(Extracted records)
################

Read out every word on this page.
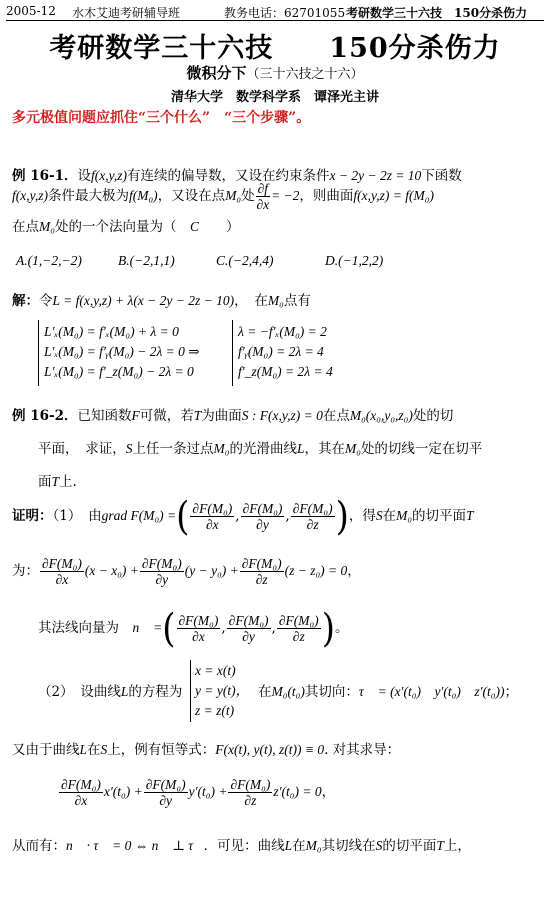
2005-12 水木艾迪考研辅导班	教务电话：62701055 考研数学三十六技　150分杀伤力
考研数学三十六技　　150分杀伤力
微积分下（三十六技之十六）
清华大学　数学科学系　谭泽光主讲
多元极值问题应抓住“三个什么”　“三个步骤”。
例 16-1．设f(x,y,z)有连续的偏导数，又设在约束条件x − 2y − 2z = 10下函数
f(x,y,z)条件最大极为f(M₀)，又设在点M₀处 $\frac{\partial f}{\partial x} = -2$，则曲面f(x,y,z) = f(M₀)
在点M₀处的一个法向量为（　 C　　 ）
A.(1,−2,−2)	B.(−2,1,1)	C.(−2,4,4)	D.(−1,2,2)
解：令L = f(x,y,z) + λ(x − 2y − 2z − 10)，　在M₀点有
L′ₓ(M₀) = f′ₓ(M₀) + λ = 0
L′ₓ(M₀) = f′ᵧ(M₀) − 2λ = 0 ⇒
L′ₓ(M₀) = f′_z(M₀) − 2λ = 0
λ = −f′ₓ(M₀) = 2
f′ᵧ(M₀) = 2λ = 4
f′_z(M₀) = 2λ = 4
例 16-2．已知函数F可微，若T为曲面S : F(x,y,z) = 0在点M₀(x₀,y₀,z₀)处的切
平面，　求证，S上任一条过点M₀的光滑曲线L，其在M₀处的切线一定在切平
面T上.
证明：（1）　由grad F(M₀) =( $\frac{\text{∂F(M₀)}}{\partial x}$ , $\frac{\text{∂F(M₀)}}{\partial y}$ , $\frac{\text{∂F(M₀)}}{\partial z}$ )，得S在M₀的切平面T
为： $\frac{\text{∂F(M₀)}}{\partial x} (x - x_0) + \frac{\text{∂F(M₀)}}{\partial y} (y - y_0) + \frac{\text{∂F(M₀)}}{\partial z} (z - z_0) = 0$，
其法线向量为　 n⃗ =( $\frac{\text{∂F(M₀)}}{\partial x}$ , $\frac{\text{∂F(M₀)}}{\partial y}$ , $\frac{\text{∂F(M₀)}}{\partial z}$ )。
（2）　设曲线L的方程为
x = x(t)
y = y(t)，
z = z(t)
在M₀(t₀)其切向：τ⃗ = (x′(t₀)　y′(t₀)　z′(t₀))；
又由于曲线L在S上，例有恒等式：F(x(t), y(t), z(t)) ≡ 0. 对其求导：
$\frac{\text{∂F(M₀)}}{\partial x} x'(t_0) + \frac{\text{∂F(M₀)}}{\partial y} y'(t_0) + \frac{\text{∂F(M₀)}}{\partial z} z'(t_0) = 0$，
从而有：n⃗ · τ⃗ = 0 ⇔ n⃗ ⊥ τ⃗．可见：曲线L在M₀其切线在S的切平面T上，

################

Work to complete: Copy each line above where the string "考研数学三十六技" occurs.

Answer for this exercise:
2005-12 水木艾迪考研辅导班	教务电话：62701055 考研数学三十六技　150分杀伤力
考研数学三十六技　　150分杀伤力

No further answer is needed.